___ DATA EXTRACT
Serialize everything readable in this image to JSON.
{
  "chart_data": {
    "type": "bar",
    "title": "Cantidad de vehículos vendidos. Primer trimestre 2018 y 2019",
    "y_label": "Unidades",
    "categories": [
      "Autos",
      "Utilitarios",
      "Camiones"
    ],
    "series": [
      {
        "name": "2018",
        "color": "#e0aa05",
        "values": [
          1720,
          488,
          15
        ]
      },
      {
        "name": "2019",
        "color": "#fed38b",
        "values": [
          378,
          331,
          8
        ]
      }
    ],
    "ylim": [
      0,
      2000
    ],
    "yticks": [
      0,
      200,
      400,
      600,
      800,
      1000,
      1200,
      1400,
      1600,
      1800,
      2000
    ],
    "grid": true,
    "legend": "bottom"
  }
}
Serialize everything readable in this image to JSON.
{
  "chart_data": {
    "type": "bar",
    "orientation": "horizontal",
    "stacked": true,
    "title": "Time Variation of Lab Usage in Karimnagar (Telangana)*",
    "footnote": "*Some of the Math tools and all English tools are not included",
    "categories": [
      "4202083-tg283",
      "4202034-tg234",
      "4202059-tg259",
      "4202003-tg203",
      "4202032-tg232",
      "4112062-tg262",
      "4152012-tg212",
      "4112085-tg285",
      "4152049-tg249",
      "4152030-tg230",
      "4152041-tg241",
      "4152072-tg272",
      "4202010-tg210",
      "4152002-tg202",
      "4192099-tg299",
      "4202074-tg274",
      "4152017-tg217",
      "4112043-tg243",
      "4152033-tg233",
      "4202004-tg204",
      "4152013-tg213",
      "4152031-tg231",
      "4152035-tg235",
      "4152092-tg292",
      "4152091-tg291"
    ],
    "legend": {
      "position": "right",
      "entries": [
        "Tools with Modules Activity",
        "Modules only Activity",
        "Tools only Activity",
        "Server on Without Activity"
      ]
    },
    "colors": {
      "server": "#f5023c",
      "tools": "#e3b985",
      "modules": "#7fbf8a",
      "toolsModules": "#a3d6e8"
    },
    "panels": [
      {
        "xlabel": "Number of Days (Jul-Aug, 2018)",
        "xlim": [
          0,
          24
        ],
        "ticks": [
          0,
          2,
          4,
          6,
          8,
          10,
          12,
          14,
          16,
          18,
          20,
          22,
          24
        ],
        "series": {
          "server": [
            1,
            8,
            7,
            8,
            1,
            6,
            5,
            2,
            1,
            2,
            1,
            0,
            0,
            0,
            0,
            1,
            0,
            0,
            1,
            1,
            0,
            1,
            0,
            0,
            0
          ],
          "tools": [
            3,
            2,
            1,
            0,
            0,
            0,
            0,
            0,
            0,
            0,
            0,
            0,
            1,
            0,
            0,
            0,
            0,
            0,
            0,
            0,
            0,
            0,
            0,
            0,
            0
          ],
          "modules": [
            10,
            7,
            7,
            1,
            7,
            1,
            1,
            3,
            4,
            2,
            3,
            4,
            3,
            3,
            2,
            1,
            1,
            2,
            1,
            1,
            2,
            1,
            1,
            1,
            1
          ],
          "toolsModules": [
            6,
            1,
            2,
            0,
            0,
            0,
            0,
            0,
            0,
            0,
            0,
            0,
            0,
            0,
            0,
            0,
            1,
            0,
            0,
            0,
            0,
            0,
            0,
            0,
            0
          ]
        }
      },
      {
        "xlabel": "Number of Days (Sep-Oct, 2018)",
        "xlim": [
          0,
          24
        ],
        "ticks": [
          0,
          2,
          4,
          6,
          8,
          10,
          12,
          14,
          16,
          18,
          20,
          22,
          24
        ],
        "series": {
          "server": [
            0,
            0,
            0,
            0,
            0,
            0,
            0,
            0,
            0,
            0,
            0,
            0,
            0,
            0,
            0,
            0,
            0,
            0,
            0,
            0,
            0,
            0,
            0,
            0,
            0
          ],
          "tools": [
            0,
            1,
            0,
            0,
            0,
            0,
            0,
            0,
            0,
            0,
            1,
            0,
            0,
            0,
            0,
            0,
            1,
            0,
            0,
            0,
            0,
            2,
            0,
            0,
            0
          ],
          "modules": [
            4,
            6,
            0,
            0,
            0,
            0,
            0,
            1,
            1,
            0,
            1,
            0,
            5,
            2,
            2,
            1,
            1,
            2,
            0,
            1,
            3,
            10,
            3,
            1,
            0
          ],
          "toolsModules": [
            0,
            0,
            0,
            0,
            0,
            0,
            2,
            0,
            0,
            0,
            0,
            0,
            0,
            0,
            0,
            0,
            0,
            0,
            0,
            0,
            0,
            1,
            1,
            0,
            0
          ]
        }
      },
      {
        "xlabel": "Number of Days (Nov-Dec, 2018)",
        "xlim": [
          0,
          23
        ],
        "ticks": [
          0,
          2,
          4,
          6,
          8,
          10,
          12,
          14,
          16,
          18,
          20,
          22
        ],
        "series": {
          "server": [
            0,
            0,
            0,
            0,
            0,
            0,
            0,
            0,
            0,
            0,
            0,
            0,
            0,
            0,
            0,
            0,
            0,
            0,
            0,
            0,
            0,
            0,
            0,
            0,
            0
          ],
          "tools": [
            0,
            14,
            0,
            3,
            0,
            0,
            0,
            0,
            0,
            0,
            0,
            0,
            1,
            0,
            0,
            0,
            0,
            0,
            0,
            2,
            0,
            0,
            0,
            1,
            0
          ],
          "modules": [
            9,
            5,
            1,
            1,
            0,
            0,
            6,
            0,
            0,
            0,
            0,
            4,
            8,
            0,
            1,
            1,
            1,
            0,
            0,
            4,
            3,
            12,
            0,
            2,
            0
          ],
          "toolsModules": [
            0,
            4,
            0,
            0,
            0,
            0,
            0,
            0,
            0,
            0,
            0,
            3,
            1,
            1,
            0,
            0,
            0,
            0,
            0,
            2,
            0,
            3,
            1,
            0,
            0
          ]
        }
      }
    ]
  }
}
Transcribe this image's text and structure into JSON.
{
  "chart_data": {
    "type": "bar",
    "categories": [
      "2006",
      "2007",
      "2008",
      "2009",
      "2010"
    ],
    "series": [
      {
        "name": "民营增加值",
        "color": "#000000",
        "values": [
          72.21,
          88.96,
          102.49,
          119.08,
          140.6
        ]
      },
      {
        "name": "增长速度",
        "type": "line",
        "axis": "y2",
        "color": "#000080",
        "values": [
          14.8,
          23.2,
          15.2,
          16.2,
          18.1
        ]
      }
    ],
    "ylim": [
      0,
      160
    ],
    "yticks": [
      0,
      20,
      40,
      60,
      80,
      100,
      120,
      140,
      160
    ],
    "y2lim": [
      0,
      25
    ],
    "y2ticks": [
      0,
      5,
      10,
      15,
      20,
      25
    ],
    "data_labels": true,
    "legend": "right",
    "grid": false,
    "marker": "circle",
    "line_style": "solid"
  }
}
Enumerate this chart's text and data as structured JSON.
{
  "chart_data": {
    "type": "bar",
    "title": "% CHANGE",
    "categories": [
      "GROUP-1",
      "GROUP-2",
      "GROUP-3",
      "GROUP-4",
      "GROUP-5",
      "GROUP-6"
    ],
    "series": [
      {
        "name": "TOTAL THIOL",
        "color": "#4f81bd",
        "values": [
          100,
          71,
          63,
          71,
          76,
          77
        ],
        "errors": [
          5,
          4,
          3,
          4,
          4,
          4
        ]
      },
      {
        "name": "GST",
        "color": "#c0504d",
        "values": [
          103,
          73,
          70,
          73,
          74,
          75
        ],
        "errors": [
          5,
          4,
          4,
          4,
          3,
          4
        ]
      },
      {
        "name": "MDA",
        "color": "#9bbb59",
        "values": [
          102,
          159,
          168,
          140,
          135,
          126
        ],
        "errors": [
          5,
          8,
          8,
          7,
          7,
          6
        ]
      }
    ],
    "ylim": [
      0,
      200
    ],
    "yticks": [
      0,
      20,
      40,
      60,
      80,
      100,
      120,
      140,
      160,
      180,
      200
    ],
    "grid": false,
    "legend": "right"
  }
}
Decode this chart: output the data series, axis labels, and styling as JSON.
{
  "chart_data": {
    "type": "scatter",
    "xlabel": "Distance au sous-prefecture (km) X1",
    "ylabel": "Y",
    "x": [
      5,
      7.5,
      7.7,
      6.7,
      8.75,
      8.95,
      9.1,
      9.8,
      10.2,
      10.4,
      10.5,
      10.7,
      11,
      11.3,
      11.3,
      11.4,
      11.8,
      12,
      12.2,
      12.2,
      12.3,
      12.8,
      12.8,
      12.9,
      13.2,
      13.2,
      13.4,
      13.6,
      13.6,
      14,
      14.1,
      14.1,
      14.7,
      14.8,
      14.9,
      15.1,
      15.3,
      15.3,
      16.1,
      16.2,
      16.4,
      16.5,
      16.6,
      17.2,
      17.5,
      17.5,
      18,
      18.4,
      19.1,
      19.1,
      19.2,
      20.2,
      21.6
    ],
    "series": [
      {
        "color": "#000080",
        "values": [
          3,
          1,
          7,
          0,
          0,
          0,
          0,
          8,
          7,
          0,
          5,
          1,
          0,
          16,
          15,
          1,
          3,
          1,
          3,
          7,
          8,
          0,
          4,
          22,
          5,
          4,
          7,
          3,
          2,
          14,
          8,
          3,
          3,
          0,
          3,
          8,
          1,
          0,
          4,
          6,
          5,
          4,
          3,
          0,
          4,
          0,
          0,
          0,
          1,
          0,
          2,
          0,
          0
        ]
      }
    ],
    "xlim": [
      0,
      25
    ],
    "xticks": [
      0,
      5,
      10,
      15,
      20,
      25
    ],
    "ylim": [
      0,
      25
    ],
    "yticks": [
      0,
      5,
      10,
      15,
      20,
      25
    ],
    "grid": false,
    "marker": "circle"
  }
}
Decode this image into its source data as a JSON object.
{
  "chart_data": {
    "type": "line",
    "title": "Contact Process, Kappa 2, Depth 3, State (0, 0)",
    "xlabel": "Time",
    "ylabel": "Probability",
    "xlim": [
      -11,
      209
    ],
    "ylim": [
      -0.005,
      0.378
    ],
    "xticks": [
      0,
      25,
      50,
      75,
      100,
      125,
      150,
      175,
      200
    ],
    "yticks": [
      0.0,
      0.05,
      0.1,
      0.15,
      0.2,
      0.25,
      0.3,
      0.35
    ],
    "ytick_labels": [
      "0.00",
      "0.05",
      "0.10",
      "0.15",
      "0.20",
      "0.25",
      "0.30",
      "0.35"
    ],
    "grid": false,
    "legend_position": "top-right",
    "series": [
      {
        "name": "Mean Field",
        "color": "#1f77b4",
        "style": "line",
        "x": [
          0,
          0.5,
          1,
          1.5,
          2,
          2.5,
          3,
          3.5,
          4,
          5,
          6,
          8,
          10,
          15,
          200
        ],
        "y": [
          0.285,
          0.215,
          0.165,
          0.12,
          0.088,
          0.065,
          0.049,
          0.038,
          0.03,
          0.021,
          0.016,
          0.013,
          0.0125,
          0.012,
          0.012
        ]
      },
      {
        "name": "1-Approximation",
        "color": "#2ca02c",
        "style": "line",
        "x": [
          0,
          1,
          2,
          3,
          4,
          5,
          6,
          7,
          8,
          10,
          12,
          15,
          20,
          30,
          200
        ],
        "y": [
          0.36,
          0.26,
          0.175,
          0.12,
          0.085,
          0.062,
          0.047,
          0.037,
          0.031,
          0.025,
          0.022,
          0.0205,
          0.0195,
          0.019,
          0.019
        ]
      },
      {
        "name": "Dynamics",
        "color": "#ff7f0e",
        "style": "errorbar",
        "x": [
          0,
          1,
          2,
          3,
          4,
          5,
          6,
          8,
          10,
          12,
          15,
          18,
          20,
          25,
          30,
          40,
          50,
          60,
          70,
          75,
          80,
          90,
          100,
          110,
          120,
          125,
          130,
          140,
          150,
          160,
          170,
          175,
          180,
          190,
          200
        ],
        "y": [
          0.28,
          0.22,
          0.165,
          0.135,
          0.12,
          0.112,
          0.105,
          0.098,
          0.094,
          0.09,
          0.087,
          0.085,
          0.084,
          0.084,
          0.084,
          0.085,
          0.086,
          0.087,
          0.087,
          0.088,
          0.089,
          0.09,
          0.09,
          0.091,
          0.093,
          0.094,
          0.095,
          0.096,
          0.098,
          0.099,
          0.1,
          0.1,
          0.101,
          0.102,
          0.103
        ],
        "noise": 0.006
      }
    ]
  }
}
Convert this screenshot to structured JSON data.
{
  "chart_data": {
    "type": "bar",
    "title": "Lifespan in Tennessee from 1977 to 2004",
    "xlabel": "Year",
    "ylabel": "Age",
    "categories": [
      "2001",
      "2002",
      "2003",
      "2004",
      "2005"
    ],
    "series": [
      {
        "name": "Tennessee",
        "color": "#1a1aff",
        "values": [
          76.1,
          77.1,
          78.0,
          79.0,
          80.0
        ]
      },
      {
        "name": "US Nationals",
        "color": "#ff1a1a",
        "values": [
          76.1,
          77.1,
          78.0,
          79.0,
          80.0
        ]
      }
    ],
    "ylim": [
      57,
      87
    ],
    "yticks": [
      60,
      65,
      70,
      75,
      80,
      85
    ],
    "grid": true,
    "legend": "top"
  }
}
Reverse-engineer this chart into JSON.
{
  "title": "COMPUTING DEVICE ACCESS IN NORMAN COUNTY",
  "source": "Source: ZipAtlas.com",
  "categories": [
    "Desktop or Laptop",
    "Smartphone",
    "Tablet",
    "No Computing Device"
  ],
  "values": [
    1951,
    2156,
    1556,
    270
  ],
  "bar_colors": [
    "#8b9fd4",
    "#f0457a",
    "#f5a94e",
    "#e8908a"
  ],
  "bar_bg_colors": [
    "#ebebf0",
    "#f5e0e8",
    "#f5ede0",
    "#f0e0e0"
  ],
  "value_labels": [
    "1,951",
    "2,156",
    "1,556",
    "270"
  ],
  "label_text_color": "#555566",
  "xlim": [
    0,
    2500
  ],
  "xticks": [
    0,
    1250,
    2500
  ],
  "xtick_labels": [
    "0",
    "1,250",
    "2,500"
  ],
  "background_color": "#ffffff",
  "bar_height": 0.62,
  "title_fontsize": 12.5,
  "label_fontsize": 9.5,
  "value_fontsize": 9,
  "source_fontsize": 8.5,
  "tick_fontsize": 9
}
______
▶ _INSTRUCTIONS FOR THE TASK_:
Select every line of the records holding the string "Time".

▶ _EXERCISE ANSWER_:
    "title": "Time Variation of Lab Usage in Karimnagar (Telangana)*",
    "xlabel": "Time",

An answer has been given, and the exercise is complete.